GIVEN PROBLEM -
Copy the records below line for line without changing anything. Omit the pictures from your copy.

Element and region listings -
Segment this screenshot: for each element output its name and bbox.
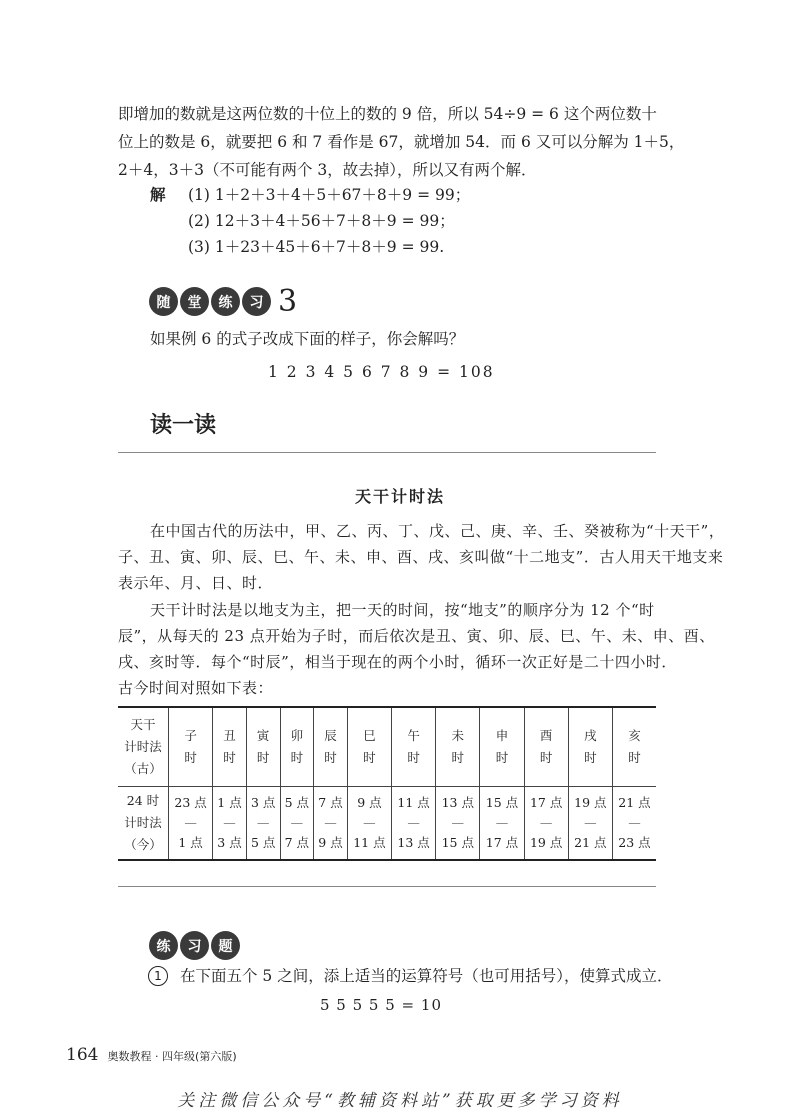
solution-item: (1) 1＋2＋3＋4＋5＋67＋8＋9 = 99； <box>188 186 471 204</box>
article-paragraph: 表示年、月、日、时． <box>118 574 274 592</box>
table-cell: 9 点 — 11 点 <box>347 787 391 861</box>
article-title: 天干计时法 <box>354 487 445 506</box>
divider <box>118 452 656 453</box>
table-cell: 3 点 — 5 点 <box>246 787 280 861</box>
solution-item: (3) 1＋23＋45＋6＋7＋8＋9 = 99. <box>188 238 445 256</box>
exercise-header <box>150 932 243 959</box>
intro-line: 2＋4，3＋3（不可能有两个 3，故去掉），所以又有两个解． <box>118 161 537 179</box>
table-cell: 11 点 — 13 点 <box>392 787 436 861</box>
article-paragraph: 戌、亥时等．每个“时辰”，相当于现在的两个小时，循环一次正好是二十四小时． <box>118 653 677 671</box>
table-cell: 未 时 <box>436 707 480 787</box>
practice-badge: 随 <box>150 288 177 315</box>
exercise-badge: 题 <box>212 932 239 959</box>
table-cell: 戌 时 <box>568 707 612 787</box>
practice-badge: 练 <box>212 288 239 315</box>
page-footer <box>66 1045 237 1065</box>
table-cell: 19 点 — 21 点 <box>568 787 612 861</box>
table-cell: 7 点 — 9 点 <box>314 787 348 861</box>
table-cell: 卯 时 <box>280 707 314 787</box>
table-cell: 酉 时 <box>524 707 568 787</box>
table-cell: 15 点 — 17 点 <box>480 787 524 861</box>
table-header-cell: 天干 计时法 （古） <box>118 707 169 787</box>
practice-header <box>150 284 298 319</box>
table-cell: 辰 时 <box>314 707 348 787</box>
table-cell: 5 点 — 7 点 <box>280 787 314 861</box>
intro-line: 即增加的数就是这两位数的十位上的数的 9 倍，所以 54÷9 = 6 这个两位数十 <box>118 105 657 123</box>
page-number: 164 <box>66 1045 99 1065</box>
table-cell: 13 点 — 15 点 <box>436 787 480 861</box>
practice-badge: 堂 <box>181 288 208 315</box>
solution-label: 解 <box>150 186 166 204</box>
table-cell: 21 点 — 23 点 <box>618 795 651 850</box>
table-cell: 17 点 — 19 点 <box>524 787 568 861</box>
table-cell: 寅 时 <box>246 707 280 787</box>
exercise-badge: 习 <box>181 932 208 959</box>
practice-number: 3 <box>278 284 298 319</box>
article-paragraph: 古今时间对照如下表： <box>118 679 274 697</box>
practice-question: 如果例 6 的式子改成下面的样子，你会解吗？ <box>150 330 465 348</box>
table-cell: 申 时 <box>480 707 524 787</box>
table-cell: 亥 时 <box>612 707 656 787</box>
section-title: 读一读 <box>150 413 217 438</box>
table-cell: 子 时 <box>169 707 213 787</box>
divider <box>118 886 656 887</box>
question-equation: 5 5 5 5 5 = 10 <box>320 996 442 1014</box>
table-row <box>118 707 656 787</box>
table-cell: 1 点 — 3 点 <box>213 787 247 861</box>
time-comparison-table <box>118 706 656 861</box>
article-paragraph: 在中国古代的历法中，甲、乙、丙、丁、戊、己、庚、辛、壬、癸被称为“十天干”， <box>150 522 725 540</box>
article-paragraph: 子、丑、寅、卯、辰、巳、午、未、申、酉、戌、亥叫做“十二地支”．古人用天干地支来 <box>118 548 724 566</box>
table-cell: 23 点 — 1 点 <box>169 787 213 861</box>
table-row <box>118 787 656 861</box>
practice-equation: 1 2 3 4 5 6 7 8 9 = 108 <box>268 363 495 381</box>
table-cell: 丑 时 <box>213 707 247 787</box>
exercise-badge: 练 <box>150 932 177 959</box>
article-paragraph: 天干计时法是以地支为主，把一天的时间，按“地支”的顺序分为 12 个“时 <box>150 601 655 619</box>
book-title: 奥数教程 · 四年级(第六版) <box>107 1050 237 1063</box>
practice-badge: 习 <box>243 288 270 315</box>
intro-line: 位上的数是 6，就要把 6 和 7 看作是 67，就增加 54．而 6 又可以分解为 1＋5， <box>118 133 685 151</box>
solution-item: (2) 12＋3＋4＋56＋7＋8＋9 = 99； <box>188 212 455 230</box>
table-cell: 巳 时 <box>347 707 391 787</box>
article-paragraph: 辰”，从每天的 23 点开始为子时，而后依次是丑、寅、卯、辰、巳、午、未、申、酉、 <box>118 627 715 645</box>
watermark: 关注微信公众号“教辅资料站”获取更多学习资料 <box>177 1091 623 1111</box>
question-number: 1 <box>148 966 168 986</box>
table-header-cell: 24 时 计时法 （今） <box>118 787 169 861</box>
table-cell: 午 时 <box>392 707 436 787</box>
question-text: 在下面五个 5 之间，添上适当的运算符号（也可用括号），使算式成立． <box>180 967 673 985</box>
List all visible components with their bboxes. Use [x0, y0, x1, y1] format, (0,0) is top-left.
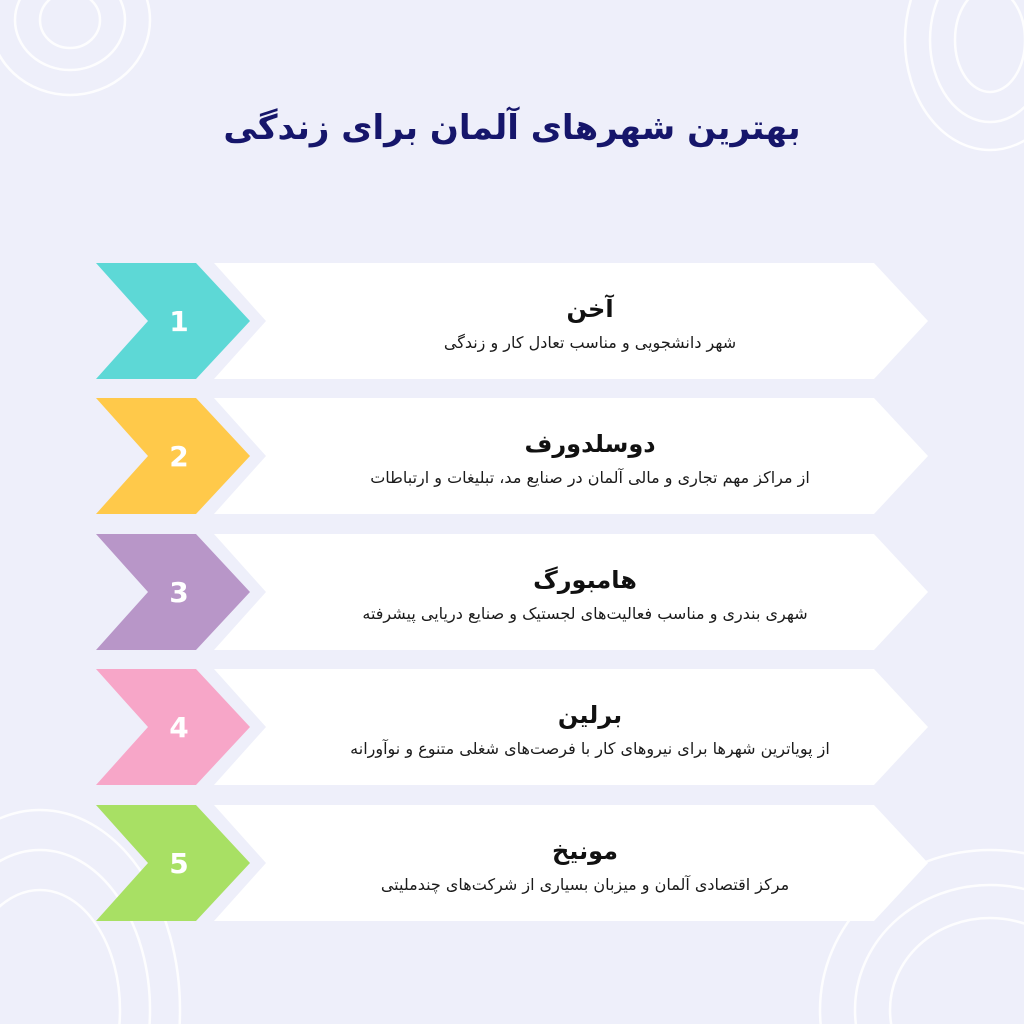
step-number: 4	[169, 710, 189, 744]
page-title: بهترین شهرهای آلمان برای زندگی	[223, 108, 801, 148]
city-step	[96, 263, 928, 379]
city-step	[96, 398, 928, 514]
city-step	[96, 805, 928, 921]
step-text	[285, 825, 885, 905]
city-description: از پویاترین شهرها برای نیروهای کار با فرصت‌های شغلی متنوع و نوآورانه	[350, 738, 830, 758]
step-number: 2	[169, 439, 189, 473]
city-name: آخن	[566, 294, 614, 323]
city-step	[96, 534, 928, 650]
city-name: هامبورگ	[533, 565, 637, 594]
step-text	[290, 689, 890, 769]
city-step	[96, 669, 928, 785]
step-text	[285, 554, 885, 634]
city-description: مرکز اقتصادی آلمان و میزبان بسیاری از شرکت‌های چندملیتی	[380, 874, 790, 894]
city-name: مونیخ	[552, 836, 619, 865]
step-text	[290, 283, 890, 363]
city-name: برلین	[557, 700, 623, 729]
city-name: دوسلدورف	[524, 429, 656, 458]
step-number: 5	[169, 846, 189, 880]
city-description: شهری بندری و مناسب فعالیت‌های لجستیک و صنایع دریایی پیشرفته	[362, 603, 808, 623]
step-number: 1	[169, 304, 189, 338]
step-text	[290, 418, 890, 498]
city-description: شهر دانشجویی و مناسب تعادل کار و زندگی	[443, 332, 737, 352]
step-number: 3	[169, 575, 189, 609]
city-description: از مراکز مهم تجاری و مالی آلمان در صنایع مد، تبلیغات و ارتباطات	[370, 467, 810, 487]
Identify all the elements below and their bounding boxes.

CORRECT OUTPUT -
Segment this screenshot: for each element output its name and bbox.
solution-item: (1) 1＋2＋3＋4＋5＋67＋8＋9 = 99； <box>188 186 471 204</box>
article-paragraph: 表示年、月、日、时． <box>118 574 274 592</box>
table-cell: 9 点 — 11 点 <box>347 787 391 861</box>
article-title: 天干计时法 <box>354 487 445 506</box>
divider <box>118 452 656 453</box>
table-cell: 3 点 — 5 点 <box>246 787 280 861</box>
solution-item: (3) 1＋23＋45＋6＋7＋8＋9 = 99. <box>188 238 445 256</box>
exercise-header <box>150 932 243 959</box>
intro-line: 2＋4，3＋3（不可能有两个 3，故去掉），所以又有两个解． <box>118 161 537 179</box>
table-cell: 11 点 — 13 点 <box>392 787 436 861</box>
article-paragraph: 戌、亥时等．每个“时辰”，相当于现在的两个小时，循环一次正好是二十四小时． <box>118 653 677 671</box>
table-cell: 未 时 <box>436 707 480 787</box>
practice-badge: 随 <box>150 288 177 315</box>
exercise-badge: 题 <box>212 932 239 959</box>
table-cell: 戌 时 <box>568 707 612 787</box>
practice-badge: 练 <box>212 288 239 315</box>
page-footer <box>66 1045 237 1065</box>
table-cell: 19 点 — 21 点 <box>568 787 612 861</box>
table-cell: 7 点 — 9 点 <box>314 787 348 861</box>
table-cell: 卯 时 <box>280 707 314 787</box>
table-cell: 酉 时 <box>524 707 568 787</box>
table-cell: 15 点 — 17 点 <box>480 787 524 861</box>
table-header-cell: 天干 计时法 （古） <box>118 707 169 787</box>
practice-header <box>150 284 298 319</box>
table-cell: 辰 时 <box>314 707 348 787</box>
table-cell: 5 点 — 7 点 <box>280 787 314 861</box>
intro-line: 即增加的数就是这两位数的十位上的数的 9 倍，所以 54÷9 = 6 这个两位数十 <box>118 105 657 123</box>
page-number: 164 <box>66 1045 99 1065</box>
table-cell: 13 点 — 15 点 <box>436 787 480 861</box>
practice-badge: 堂 <box>181 288 208 315</box>
solution-label: 解 <box>150 186 166 204</box>
table-cell: 21 点 — 23 点 <box>618 795 651 850</box>
table-cell: 17 点 — 19 点 <box>524 787 568 861</box>
table-cell: 寅 时 <box>246 707 280 787</box>
exercise-badge: 习 <box>181 932 208 959</box>
practice-number: 3 <box>278 284 298 319</box>
article-paragraph: 古今时间对照如下表： <box>118 679 274 697</box>
practice-question: 如果例 6 的式子改成下面的样子，你会解吗？ <box>150 330 465 348</box>
table-cell: 申 时 <box>480 707 524 787</box>
table-cell: 亥 时 <box>612 707 656 787</box>
section-title: 读一读 <box>150 413 217 438</box>
table-cell: 子 时 <box>169 707 213 787</box>
divider <box>118 886 656 887</box>
question-equation: 5 5 5 5 5 = 10 <box>320 996 442 1014</box>
table-row <box>118 707 656 787</box>
table-cell: 1 点 — 3 点 <box>213 787 247 861</box>
time-comparison-table <box>118 706 656 861</box>
article-paragraph: 在中国古代的历法中，甲、乙、丙、丁、戊、己、庚、辛、壬、癸被称为“十天干”， <box>150 522 725 540</box>
article-paragraph: 子、丑、寅、卯、辰、巳、午、未、申、酉、戌、亥叫做“十二地支”．古人用天干地支来 <box>118 548 724 566</box>
table-cell: 23 点 — 1 点 <box>169 787 213 861</box>
table-row <box>118 787 656 861</box>
practice-equation: 1 2 3 4 5 6 7 8 9 = 108 <box>268 363 495 381</box>
table-cell: 丑 时 <box>213 707 247 787</box>
exercise-badge: 练 <box>150 932 177 959</box>
article-paragraph: 天干计时法是以地支为主，把一天的时间，按“地支”的顺序分为 12 个“时 <box>150 601 655 619</box>
book-title: 奥数教程 · 四年级(第六版) <box>107 1050 237 1063</box>
practice-badge: 习 <box>243 288 270 315</box>
intro-line: 位上的数是 6，就要把 6 和 7 看作是 67，就增加 54．而 6 又可以分解为 1＋5， <box>118 133 685 151</box>
solution-item: (2) 12＋3＋4＋56＋7＋8＋9 = 99； <box>188 212 455 230</box>
table-cell: 巳 时 <box>347 707 391 787</box>
article-paragraph: 辰”，从每天的 23 点开始为子时，而后依次是丑、寅、卯、辰、巳、午、未、申、酉、 <box>118 627 715 645</box>
watermark: 关注微信公众号“教辅资料站”获取更多学习资料 <box>177 1091 623 1111</box>
question-number: 1 <box>148 966 168 986</box>
table-header-cell: 24 时 计时法 （今） <box>118 787 169 861</box>
table-cell: 午 时 <box>392 707 436 787</box>
question-text: 在下面五个 5 之间，添上适当的运算符号（也可用括号），使算式成立． <box>180 967 673 985</box>
List all visible components with their bboxes. Use [x0, y0, x1, y1] format, (0,0) is top-left.
step-number: 4	[169, 710, 189, 744]
page-title: بهترین شهرهای آلمان برای زندگی	[223, 108, 801, 148]
city-step	[96, 263, 928, 379]
city-step	[96, 398, 928, 514]
city-step	[96, 805, 928, 921]
step-text	[285, 825, 885, 905]
city-description: از پویاترین شهرها برای نیروهای کار با فرصت‌های شغلی متنوع و نوآورانه	[350, 738, 830, 758]
step-number: 2	[169, 439, 189, 473]
city-name: آخن	[566, 294, 614, 323]
city-step	[96, 534, 928, 650]
city-name: هامبورگ	[533, 565, 637, 594]
step-text	[290, 689, 890, 769]
city-step	[96, 669, 928, 785]
step-text	[285, 554, 885, 634]
city-description: مرکز اقتصادی آلمان و میزبان بسیاری از شرکت‌های چندملیتی	[380, 874, 790, 894]
city-name: مونیخ	[552, 836, 619, 865]
step-text	[290, 283, 890, 363]
city-name: برلین	[557, 700, 623, 729]
city-name: دوسلدورف	[524, 429, 656, 458]
step-number: 5	[169, 846, 189, 880]
city-description: شهری بندری و مناسب فعالیت‌های لجستیک و صنایع دریایی پیشرفته	[362, 603, 808, 623]
step-number: 1	[169, 304, 189, 338]
step-text	[290, 418, 890, 498]
city-description: شهر دانشجویی و مناسب تعادل کار و زندگی	[443, 332, 737, 352]
step-number: 3	[169, 575, 189, 609]
city-description: از مراکز مهم تجاری و مالی آلمان در صنایع مد، تبلیغات و ارتباطات	[370, 467, 810, 487]
Identify all the elements below and their bounding boxes.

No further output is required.